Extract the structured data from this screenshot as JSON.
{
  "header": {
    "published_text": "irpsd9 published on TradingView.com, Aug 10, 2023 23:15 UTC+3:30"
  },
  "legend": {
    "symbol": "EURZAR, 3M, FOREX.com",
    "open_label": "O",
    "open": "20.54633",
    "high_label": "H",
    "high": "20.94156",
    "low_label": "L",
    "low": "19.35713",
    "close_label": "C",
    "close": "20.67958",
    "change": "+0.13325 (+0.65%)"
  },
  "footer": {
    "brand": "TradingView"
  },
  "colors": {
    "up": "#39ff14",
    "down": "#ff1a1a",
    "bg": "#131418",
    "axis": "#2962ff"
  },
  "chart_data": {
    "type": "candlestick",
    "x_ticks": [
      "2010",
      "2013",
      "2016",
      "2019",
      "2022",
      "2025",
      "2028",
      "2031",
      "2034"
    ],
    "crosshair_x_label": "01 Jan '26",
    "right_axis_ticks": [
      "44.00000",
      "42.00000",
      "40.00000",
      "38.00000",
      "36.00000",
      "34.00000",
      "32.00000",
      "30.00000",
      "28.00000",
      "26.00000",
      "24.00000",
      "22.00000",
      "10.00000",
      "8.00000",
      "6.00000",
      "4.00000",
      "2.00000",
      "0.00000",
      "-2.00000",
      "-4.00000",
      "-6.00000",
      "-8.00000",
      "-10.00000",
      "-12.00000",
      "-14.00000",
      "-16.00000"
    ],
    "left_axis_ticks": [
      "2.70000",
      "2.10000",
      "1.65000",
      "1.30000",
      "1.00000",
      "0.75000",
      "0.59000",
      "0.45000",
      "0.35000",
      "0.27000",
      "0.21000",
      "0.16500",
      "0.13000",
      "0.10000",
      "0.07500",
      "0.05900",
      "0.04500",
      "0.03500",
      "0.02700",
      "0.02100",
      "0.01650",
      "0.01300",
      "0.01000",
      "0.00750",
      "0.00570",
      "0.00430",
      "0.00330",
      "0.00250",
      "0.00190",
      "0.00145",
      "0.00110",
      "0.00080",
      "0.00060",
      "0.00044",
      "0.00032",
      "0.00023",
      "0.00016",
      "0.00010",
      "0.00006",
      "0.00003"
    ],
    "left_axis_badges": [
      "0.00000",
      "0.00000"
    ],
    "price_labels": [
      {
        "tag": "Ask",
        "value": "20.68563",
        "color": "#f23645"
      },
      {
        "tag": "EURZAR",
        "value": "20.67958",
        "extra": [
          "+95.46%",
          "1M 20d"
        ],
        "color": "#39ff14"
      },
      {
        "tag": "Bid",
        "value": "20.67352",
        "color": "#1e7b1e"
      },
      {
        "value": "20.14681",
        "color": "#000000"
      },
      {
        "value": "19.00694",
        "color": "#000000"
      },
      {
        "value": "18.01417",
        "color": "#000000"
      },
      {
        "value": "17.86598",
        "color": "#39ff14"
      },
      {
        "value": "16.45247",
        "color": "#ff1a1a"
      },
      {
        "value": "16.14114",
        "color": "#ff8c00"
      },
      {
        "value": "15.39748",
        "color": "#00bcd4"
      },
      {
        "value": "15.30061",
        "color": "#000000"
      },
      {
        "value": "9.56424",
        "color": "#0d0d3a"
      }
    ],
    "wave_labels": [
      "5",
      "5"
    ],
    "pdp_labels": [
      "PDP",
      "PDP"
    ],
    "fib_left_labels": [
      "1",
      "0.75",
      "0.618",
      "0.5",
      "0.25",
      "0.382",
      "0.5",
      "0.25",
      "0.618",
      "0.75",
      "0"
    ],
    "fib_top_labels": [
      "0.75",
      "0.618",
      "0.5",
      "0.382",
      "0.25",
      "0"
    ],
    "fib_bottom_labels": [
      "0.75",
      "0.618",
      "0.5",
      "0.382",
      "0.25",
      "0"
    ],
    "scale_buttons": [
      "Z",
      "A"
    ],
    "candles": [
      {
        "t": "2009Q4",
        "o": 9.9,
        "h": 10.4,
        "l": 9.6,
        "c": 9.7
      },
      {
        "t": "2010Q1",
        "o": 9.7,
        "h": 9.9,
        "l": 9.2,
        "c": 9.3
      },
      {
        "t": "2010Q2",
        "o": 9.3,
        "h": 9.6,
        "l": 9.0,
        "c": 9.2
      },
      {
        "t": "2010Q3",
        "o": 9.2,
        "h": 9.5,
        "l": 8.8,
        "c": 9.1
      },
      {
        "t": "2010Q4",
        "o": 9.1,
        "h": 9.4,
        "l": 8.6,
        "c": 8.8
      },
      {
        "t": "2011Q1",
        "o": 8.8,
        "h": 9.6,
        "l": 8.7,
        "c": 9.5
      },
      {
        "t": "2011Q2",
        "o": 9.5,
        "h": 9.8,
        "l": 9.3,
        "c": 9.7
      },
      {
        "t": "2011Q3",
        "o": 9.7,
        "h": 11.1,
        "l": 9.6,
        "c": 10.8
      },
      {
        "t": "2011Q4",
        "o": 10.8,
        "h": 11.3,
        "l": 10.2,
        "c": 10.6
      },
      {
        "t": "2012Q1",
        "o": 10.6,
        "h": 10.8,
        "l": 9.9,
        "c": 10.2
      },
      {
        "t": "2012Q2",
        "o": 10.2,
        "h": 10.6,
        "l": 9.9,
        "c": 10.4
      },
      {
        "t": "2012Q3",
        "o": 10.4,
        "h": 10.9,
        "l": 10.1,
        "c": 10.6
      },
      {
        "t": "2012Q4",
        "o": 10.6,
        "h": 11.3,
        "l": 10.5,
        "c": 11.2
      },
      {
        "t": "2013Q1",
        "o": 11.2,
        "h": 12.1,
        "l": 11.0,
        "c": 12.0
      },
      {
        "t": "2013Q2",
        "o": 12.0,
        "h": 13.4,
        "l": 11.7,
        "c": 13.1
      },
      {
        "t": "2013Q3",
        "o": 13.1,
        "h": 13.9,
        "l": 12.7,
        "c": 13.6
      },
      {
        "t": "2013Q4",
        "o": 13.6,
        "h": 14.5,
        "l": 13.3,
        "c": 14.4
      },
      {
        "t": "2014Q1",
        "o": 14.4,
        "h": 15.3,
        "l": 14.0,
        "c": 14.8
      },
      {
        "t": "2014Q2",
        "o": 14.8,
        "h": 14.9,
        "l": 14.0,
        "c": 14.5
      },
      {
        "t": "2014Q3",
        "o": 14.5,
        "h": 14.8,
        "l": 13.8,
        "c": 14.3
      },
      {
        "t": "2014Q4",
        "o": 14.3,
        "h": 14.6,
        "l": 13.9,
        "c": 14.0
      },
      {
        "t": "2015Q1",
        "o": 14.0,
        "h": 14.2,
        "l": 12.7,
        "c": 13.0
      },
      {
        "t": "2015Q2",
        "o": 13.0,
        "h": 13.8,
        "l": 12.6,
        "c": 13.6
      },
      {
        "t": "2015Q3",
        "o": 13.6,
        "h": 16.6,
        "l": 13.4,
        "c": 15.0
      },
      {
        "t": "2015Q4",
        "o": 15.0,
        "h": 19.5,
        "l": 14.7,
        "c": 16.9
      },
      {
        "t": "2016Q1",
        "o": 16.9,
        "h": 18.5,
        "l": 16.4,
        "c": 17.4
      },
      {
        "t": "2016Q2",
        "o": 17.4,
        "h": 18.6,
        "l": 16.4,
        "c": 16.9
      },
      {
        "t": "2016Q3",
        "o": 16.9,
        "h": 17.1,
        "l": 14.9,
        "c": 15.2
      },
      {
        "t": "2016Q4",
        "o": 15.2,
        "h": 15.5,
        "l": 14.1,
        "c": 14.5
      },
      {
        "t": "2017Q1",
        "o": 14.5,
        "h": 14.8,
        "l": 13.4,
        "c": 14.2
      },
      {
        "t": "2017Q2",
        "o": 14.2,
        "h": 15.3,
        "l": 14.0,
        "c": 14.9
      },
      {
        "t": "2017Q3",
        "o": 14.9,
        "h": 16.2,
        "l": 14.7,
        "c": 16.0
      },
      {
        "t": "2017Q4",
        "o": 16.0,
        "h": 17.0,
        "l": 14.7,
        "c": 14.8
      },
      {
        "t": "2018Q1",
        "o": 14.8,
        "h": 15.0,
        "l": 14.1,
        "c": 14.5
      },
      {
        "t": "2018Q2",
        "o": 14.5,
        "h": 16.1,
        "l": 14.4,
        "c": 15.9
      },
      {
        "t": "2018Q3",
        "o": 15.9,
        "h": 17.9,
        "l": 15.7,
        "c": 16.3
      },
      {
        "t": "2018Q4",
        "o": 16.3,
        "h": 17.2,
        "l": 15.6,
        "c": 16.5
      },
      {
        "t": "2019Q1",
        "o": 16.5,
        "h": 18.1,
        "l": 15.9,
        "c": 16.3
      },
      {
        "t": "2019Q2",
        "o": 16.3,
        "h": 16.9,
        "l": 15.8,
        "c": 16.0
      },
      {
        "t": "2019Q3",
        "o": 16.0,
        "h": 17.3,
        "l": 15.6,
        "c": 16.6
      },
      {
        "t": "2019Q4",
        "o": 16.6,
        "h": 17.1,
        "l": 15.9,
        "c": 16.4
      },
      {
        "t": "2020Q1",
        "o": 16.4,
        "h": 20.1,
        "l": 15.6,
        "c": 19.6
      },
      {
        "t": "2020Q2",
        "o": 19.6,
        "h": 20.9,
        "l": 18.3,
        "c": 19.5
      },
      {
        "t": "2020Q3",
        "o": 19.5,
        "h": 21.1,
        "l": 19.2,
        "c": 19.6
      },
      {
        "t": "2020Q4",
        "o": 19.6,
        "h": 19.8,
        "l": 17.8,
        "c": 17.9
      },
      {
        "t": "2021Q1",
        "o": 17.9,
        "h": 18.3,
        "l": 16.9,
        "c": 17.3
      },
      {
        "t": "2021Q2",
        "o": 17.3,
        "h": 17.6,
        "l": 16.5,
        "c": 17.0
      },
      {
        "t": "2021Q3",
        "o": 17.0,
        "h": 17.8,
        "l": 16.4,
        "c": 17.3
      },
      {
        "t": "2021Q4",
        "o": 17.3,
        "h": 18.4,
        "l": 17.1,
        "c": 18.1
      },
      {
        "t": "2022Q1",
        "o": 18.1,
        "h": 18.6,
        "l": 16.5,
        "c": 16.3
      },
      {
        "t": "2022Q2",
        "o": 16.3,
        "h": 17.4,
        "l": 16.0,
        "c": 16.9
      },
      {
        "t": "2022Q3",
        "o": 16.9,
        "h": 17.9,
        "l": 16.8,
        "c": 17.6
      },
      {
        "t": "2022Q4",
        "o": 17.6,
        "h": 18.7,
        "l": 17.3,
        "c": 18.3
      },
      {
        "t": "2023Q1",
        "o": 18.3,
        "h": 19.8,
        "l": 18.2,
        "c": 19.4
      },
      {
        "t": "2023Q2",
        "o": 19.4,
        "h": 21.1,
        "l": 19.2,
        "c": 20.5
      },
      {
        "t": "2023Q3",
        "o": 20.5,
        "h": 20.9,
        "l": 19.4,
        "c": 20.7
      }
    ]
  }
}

++++

— Objective —
Select from the material above each line in which the string "value" appears, and list those lines.

— Task response —
        "value": "20.68563",
        "value": "20.67958",
        "value": "20.67352",
        "value": "20.14681",
        "value": "19.00694",
        "value": "18.01417",
        "value": "17.86598",
        "value": "16.45247",
        "value": "16.14114",
        "value": "15.39748",
        "value": "15.30061",
        "value": "9.56424",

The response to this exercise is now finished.